> Items
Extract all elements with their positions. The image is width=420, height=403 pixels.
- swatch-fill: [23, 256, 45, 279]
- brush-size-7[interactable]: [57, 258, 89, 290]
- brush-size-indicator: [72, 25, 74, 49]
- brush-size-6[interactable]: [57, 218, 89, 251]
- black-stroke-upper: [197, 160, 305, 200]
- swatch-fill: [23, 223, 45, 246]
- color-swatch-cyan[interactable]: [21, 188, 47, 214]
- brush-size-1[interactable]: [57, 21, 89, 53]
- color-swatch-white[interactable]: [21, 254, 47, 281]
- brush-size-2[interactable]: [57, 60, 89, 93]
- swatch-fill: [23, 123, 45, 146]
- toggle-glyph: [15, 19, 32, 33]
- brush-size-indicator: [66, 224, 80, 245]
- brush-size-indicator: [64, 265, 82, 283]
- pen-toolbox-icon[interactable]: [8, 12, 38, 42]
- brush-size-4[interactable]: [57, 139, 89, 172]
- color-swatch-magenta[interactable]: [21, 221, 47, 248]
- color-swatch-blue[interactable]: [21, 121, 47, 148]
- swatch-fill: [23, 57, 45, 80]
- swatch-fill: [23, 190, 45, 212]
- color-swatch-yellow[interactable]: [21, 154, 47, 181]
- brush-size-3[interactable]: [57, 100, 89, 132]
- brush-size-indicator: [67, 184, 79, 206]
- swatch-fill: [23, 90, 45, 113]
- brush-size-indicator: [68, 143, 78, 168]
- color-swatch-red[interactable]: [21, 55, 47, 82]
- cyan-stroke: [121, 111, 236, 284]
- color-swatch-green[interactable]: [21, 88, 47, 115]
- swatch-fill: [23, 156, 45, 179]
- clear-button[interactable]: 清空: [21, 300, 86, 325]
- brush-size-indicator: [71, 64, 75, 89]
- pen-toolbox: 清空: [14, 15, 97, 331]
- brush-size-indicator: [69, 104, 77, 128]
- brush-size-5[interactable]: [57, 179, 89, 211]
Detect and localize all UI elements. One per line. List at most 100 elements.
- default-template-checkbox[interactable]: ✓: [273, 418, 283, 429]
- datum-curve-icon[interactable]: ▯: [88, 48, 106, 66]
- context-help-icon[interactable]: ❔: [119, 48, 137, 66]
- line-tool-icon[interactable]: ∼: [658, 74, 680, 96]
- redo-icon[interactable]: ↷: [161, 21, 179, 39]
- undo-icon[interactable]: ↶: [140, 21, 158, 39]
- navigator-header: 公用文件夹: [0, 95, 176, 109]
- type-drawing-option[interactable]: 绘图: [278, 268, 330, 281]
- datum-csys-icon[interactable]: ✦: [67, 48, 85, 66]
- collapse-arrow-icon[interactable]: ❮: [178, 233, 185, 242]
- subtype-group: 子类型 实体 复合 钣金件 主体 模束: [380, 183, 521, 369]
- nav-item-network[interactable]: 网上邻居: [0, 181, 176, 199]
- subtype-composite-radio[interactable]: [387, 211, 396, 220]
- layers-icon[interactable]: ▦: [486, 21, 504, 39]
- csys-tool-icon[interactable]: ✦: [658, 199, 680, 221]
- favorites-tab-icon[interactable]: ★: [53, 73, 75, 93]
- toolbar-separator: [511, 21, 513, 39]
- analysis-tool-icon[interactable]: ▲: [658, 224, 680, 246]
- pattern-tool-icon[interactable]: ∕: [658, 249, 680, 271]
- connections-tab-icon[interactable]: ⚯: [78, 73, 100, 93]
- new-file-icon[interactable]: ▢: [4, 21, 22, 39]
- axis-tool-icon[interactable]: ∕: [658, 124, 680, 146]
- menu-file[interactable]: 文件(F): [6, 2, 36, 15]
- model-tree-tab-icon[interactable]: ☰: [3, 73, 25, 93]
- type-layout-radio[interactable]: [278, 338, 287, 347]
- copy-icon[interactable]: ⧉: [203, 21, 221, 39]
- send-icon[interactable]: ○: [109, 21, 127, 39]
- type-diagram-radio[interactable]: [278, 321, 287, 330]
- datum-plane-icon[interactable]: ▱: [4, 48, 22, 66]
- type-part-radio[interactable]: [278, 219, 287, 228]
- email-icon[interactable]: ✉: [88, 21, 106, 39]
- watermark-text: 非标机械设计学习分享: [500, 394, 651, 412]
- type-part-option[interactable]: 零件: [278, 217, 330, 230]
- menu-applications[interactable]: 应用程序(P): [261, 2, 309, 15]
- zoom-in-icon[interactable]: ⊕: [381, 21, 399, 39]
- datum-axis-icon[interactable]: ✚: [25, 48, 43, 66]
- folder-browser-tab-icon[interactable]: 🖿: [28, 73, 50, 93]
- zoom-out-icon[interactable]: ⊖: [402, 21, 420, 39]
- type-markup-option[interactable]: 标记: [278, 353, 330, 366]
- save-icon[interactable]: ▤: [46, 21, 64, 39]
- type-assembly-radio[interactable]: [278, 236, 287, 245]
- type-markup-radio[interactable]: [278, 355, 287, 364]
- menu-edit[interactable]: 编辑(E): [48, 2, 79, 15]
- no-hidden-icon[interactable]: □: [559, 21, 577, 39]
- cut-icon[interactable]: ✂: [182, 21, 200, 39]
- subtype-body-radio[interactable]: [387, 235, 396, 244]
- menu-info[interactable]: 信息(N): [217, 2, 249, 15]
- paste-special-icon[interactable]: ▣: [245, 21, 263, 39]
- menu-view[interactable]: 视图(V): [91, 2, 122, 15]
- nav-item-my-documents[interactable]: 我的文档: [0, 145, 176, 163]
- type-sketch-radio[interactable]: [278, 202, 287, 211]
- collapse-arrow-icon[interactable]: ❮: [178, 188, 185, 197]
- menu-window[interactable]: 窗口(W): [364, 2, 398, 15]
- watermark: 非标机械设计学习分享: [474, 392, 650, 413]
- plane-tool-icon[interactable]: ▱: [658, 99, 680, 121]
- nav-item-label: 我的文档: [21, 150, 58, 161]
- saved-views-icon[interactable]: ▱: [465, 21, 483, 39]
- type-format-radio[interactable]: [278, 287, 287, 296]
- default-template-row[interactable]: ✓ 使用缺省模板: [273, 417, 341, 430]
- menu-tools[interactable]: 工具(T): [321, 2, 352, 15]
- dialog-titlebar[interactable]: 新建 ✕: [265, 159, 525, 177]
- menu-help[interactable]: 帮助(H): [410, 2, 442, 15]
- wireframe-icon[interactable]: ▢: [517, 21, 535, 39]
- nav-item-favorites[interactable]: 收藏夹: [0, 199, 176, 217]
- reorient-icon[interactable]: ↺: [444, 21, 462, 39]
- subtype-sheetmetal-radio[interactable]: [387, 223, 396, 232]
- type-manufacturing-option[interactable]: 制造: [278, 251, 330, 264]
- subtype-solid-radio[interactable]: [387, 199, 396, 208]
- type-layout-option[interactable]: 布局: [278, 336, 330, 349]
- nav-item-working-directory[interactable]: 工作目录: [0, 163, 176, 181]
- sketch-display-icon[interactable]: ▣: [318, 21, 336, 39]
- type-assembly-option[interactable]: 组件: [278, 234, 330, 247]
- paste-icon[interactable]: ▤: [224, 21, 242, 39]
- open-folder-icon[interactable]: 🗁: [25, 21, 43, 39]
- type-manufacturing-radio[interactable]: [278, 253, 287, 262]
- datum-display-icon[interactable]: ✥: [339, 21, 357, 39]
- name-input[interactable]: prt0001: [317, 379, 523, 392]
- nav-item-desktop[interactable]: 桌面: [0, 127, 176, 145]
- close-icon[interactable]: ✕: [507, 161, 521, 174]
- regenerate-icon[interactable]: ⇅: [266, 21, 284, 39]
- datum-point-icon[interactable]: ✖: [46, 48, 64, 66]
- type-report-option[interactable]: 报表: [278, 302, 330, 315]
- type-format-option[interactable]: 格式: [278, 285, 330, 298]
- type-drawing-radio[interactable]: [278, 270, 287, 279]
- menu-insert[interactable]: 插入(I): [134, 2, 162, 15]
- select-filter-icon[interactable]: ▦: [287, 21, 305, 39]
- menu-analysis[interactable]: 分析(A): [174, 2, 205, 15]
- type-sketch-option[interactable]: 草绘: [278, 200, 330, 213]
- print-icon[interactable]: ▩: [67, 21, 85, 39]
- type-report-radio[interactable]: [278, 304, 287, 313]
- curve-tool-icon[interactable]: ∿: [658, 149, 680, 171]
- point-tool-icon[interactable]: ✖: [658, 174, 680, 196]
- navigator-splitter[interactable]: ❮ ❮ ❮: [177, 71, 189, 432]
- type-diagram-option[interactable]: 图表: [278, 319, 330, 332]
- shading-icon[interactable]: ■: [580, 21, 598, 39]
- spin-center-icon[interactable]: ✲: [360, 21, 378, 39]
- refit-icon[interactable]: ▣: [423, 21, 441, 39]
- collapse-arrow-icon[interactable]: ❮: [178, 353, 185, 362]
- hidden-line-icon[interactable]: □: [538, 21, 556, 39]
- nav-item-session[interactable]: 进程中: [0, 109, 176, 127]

> Directive
Reproduce the lines word for word, starting with the first line of the records and going on through the line with "- cyan-stroke: [121, 111, 236, 284]", both ends included.

> Solved exercise
Extract all elements with their positions. The image is width=420, height=403 pixels.
- swatch-fill: [23, 256, 45, 279]
- brush-size-7[interactable]: [57, 258, 89, 290]
- brush-size-indicator: [72, 25, 74, 49]
- brush-size-6[interactable]: [57, 218, 89, 251]
- black-stroke-upper: [197, 160, 305, 200]
- swatch-fill: [23, 223, 45, 246]
- color-swatch-cyan[interactable]: [21, 188, 47, 214]
- brush-size-1[interactable]: [57, 21, 89, 53]
- color-swatch-white[interactable]: [21, 254, 47, 281]
- brush-size-2[interactable]: [57, 60, 89, 93]
- swatch-fill: [23, 123, 45, 146]
- toggle-glyph: [15, 19, 32, 33]
- brush-size-indicator: [66, 224, 80, 245]
- brush-size-indicator: [64, 265, 82, 283]
- pen-toolbox-icon[interactable]: [8, 12, 38, 42]
- brush-size-4[interactable]: [57, 139, 89, 172]
- color-swatch-magenta[interactable]: [21, 221, 47, 248]
- color-swatch-blue[interactable]: [21, 121, 47, 148]
- swatch-fill: [23, 57, 45, 80]
- swatch-fill: [23, 190, 45, 212]
- color-swatch-yellow[interactable]: [21, 154, 47, 181]
- brush-size-3[interactable]: [57, 100, 89, 132]
- brush-size-indicator: [67, 184, 79, 206]
- swatch-fill: [23, 90, 45, 113]
- brush-size-indicator: [68, 143, 78, 168]
- color-swatch-red[interactable]: [21, 55, 47, 82]
- cyan-stroke: [121, 111, 236, 284]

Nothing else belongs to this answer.